# Task inputs

## BEGIN

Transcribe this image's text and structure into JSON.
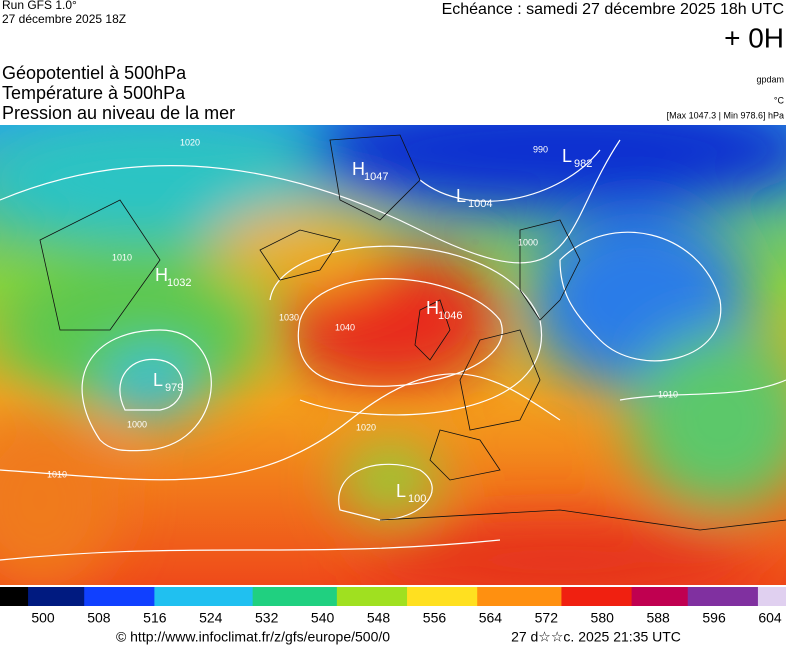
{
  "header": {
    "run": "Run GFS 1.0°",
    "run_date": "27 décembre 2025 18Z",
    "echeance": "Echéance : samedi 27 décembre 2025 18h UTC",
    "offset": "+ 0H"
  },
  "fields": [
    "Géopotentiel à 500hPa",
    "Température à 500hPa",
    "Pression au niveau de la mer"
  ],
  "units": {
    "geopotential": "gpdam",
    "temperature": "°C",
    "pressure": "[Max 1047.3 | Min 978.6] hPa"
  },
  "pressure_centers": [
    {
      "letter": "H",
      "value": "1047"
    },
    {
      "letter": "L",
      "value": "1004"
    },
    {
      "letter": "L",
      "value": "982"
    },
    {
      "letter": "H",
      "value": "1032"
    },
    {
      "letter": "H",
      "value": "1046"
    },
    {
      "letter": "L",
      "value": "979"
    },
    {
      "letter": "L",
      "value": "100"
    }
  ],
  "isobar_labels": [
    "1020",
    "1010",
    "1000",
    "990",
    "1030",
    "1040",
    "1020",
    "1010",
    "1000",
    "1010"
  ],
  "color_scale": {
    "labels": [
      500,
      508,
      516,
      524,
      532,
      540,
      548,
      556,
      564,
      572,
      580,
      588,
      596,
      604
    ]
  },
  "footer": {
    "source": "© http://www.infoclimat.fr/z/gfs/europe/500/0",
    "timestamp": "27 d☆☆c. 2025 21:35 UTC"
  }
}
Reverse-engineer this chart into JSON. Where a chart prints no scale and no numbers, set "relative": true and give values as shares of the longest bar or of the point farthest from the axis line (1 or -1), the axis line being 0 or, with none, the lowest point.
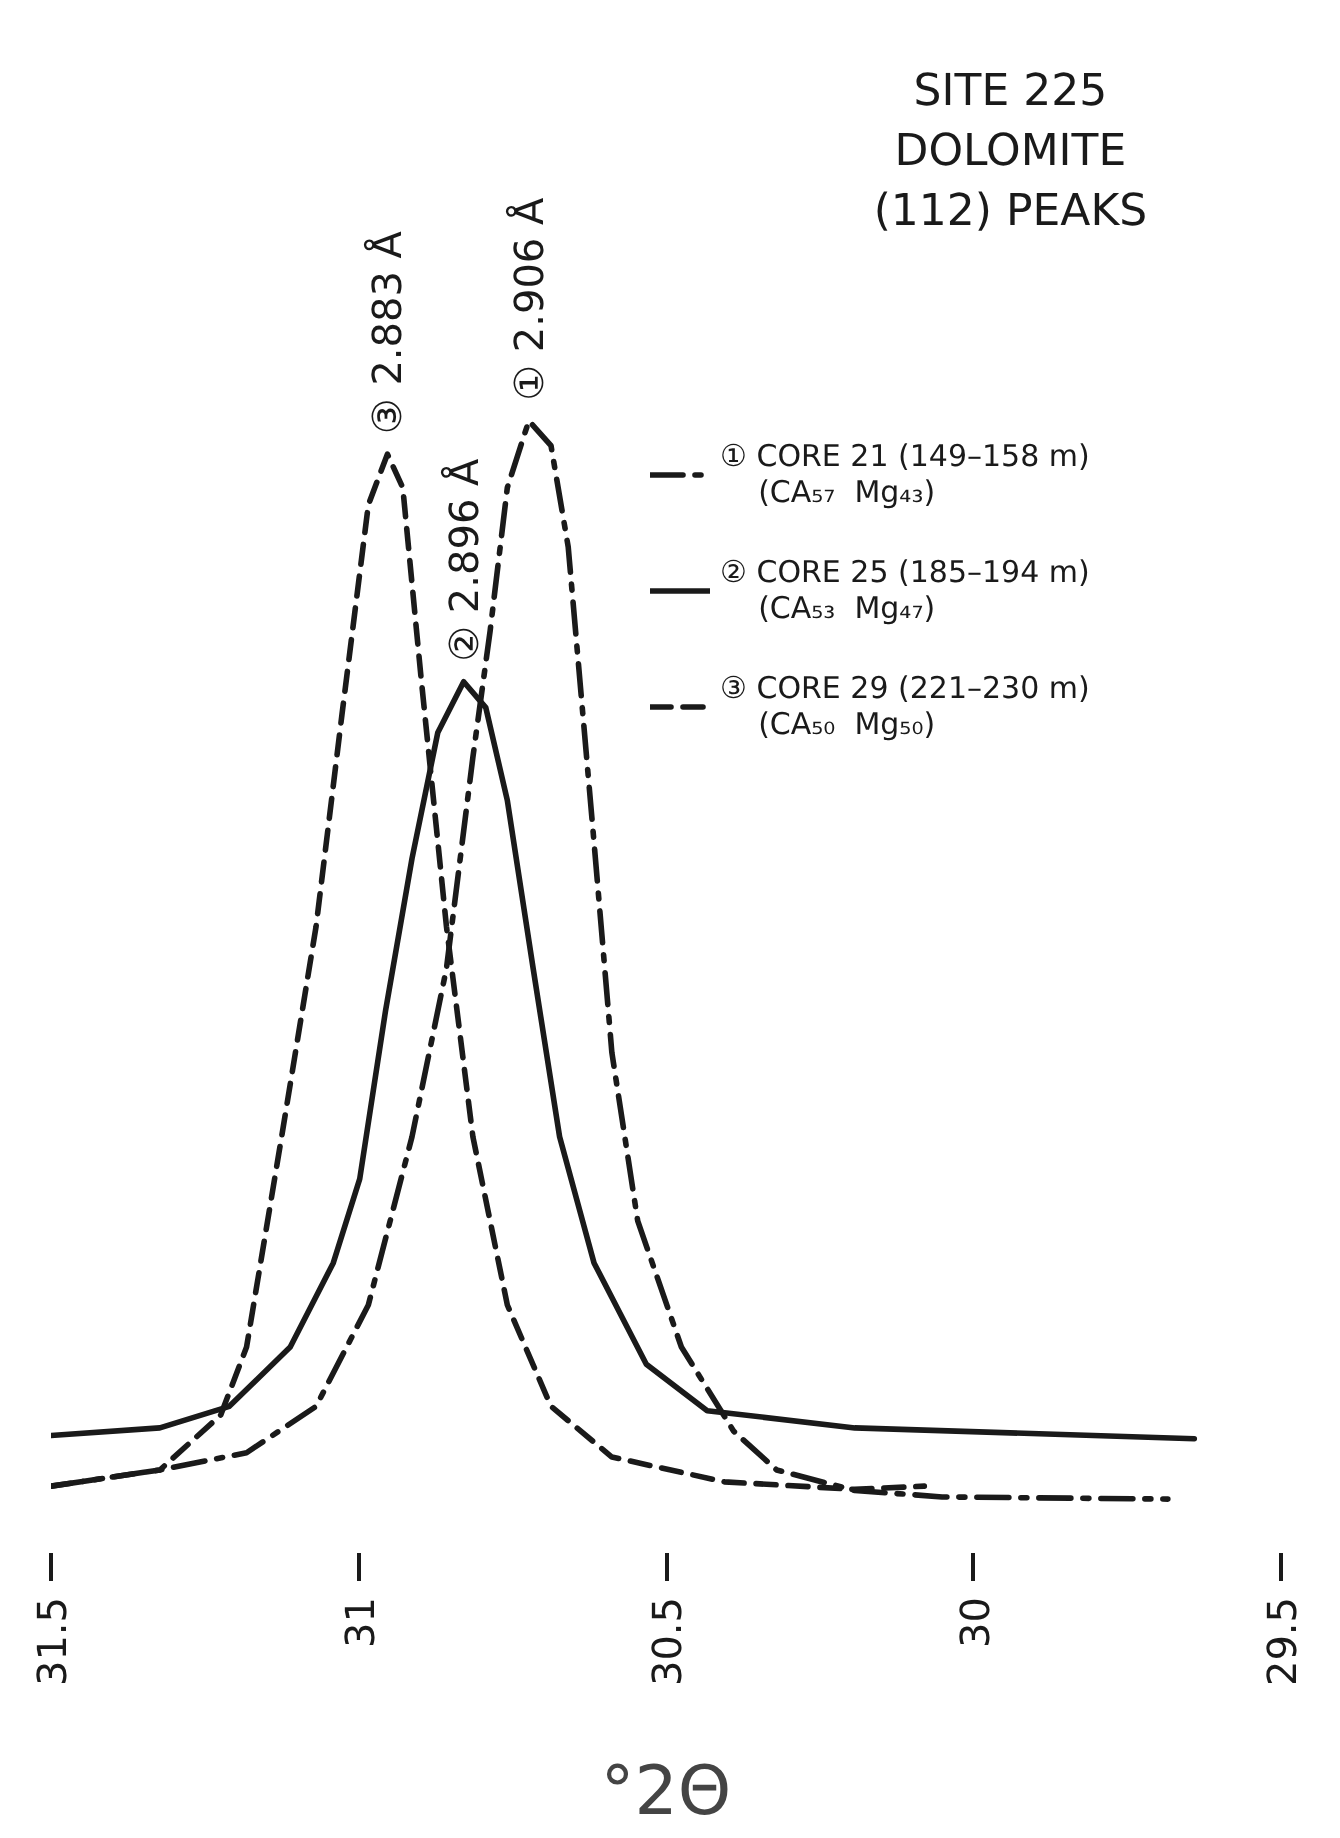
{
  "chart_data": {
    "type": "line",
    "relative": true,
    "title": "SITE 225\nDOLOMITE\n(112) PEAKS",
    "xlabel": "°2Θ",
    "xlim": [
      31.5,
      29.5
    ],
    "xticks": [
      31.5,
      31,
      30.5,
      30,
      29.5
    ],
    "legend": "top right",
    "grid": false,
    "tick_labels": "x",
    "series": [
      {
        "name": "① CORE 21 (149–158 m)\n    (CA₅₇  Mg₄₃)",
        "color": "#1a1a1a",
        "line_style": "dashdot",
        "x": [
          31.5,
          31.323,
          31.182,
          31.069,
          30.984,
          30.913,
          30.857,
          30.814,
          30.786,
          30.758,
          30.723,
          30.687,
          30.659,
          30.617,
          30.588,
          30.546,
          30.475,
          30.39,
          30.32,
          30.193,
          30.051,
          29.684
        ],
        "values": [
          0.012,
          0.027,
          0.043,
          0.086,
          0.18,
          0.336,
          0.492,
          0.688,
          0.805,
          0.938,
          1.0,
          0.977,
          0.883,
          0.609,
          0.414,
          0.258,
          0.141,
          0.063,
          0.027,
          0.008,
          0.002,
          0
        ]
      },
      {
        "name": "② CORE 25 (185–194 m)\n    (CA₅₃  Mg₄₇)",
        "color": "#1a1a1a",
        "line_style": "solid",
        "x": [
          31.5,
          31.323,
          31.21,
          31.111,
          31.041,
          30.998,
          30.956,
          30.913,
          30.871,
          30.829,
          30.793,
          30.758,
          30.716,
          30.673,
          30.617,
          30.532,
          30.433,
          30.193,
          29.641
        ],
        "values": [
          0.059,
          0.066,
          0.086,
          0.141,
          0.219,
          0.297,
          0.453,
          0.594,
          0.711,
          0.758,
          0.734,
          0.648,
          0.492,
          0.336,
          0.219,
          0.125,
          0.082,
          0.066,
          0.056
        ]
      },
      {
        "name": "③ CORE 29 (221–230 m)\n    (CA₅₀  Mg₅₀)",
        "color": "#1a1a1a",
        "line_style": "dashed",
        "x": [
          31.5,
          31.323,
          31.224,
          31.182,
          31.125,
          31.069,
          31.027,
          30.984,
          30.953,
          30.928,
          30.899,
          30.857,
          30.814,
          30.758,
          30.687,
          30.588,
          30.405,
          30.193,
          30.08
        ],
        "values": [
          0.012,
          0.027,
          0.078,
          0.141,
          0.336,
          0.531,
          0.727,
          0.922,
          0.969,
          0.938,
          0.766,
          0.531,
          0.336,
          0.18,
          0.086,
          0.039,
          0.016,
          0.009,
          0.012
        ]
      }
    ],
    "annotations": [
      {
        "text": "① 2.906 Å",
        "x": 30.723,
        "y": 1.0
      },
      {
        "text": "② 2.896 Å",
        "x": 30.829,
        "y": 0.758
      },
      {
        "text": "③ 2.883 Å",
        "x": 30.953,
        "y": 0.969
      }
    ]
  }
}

## END

# Task objective
Omit each picture, then return all of the listing exactly as it stands.

# Written solution
Transcribe this image's text and structure into JSON.
{
  "header": {
    "run": "Run GFS 1.0°",
    "run_date": "27 décembre 2025 18Z",
    "echeance": "Echéance : samedi 27 décembre 2025 18h UTC",
    "offset": "+ 0H"
  },
  "fields": [
    "Géopotentiel à 500hPa",
    "Température à 500hPa",
    "Pression au niveau de la mer"
  ],
  "units": {
    "geopotential": "gpdam",
    "temperature": "°C",
    "pressure": "[Max 1047.3 | Min 978.6] hPa"
  },
  "pressure_centers": [
    {
      "letter": "H",
      "value": "1047"
    },
    {
      "letter": "L",
      "value": "1004"
    },
    {
      "letter": "L",
      "value": "982"
    },
    {
      "letter": "H",
      "value": "1032"
    },
    {
      "letter": "H",
      "value": "1046"
    },
    {
      "letter": "L",
      "value": "979"
    },
    {
      "letter": "L",
      "value": "100"
    }
  ],
  "isobar_labels": [
    "1020",
    "1010",
    "1000",
    "990",
    "1030",
    "1040",
    "1020",
    "1010",
    "1000",
    "1010"
  ],
  "color_scale": {
    "labels": [
      500,
      508,
      516,
      524,
      532,
      540,
      548,
      556,
      564,
      572,
      580,
      588,
      596,
      604
    ]
  },
  "footer": {
    "source": "© http://www.infoclimat.fr/z/gfs/europe/500/0",
    "timestamp": "27 d☆☆c. 2025 21:35 UTC"
  }
}
Reverse-engineer this chart into JSON. Where a chart prints no scale and no numbers, set "relative": true and give values as shares of the longest bar or of the point farthest from the axis line (1 or -1), the axis line being 0 or, with none, the lowest point.
{
  "chart_data": {
    "type": "line",
    "relative": true,
    "title": "SITE 225\nDOLOMITE\n(112) PEAKS",
    "xlabel": "°2Θ",
    "xlim": [
      31.5,
      29.5
    ],
    "xticks": [
      31.5,
      31,
      30.5,
      30,
      29.5
    ],
    "legend": "top right",
    "grid": false,
    "tick_labels": "x",
    "series": [
      {
        "name": "① CORE 21 (149–158 m)\n    (CA₅₇  Mg₄₃)",
        "color": "#1a1a1a",
        "line_style": "dashdot",
        "x": [
          31.5,
          31.323,
          31.182,
          31.069,
          30.984,
          30.913,
          30.857,
          30.814,
          30.786,
          30.758,
          30.723,
          30.687,
          30.659,
          30.617,
          30.588,
          30.546,
          30.475,
          30.39,
          30.32,
          30.193,
          30.051,
          29.684
        ],
        "values": [
          0.012,
          0.027,
          0.043,
          0.086,
          0.18,
          0.336,
          0.492,
          0.688,
          0.805,
          0.938,
          1.0,
          0.977,
          0.883,
          0.609,
          0.414,
          0.258,
          0.141,
          0.063,
          0.027,
          0.008,
          0.002,
          0
        ]
      },
      {
        "name": "② CORE 25 (185–194 m)\n    (CA₅₃  Mg₄₇)",
        "color": "#1a1a1a",
        "line_style": "solid",
        "x": [
          31.5,
          31.323,
          31.21,
          31.111,
          31.041,
          30.998,
          30.956,
          30.913,
          30.871,
          30.829,
          30.793,
          30.758,
          30.716,
          30.673,
          30.617,
          30.532,
          30.433,
          30.193,
          29.641
        ],
        "values": [
          0.059,
          0.066,
          0.086,
          0.141,
          0.219,
          0.297,
          0.453,
          0.594,
          0.711,
          0.758,
          0.734,
          0.648,
          0.492,
          0.336,
          0.219,
          0.125,
          0.082,
          0.066,
          0.056
        ]
      },
      {
        "name": "③ CORE 29 (221–230 m)\n    (CA₅₀  Mg₅₀)",
        "color": "#1a1a1a",
        "line_style": "dashed",
        "x": [
          31.5,
          31.323,
          31.224,
          31.182,
          31.125,
          31.069,
          31.027,
          30.984,
          30.953,
          30.928,
          30.899,
          30.857,
          30.814,
          30.758,
          30.687,
          30.588,
          30.405,
          30.193,
          30.08
        ],
        "values": [
          0.012,
          0.027,
          0.078,
          0.141,
          0.336,
          0.531,
          0.727,
          0.922,
          0.969,
          0.938,
          0.766,
          0.531,
          0.336,
          0.18,
          0.086,
          0.039,
          0.016,
          0.009,
          0.012
        ]
      }
    ],
    "annotations": [
      {
        "text": "① 2.906 Å",
        "x": 30.723,
        "y": 1.0
      },
      {
        "text": "② 2.896 Å",
        "x": 30.829,
        "y": 0.758
      },
      {
        "text": "③ 2.883 Å",
        "x": 30.953,
        "y": 0.969
      }
    ]
  }
}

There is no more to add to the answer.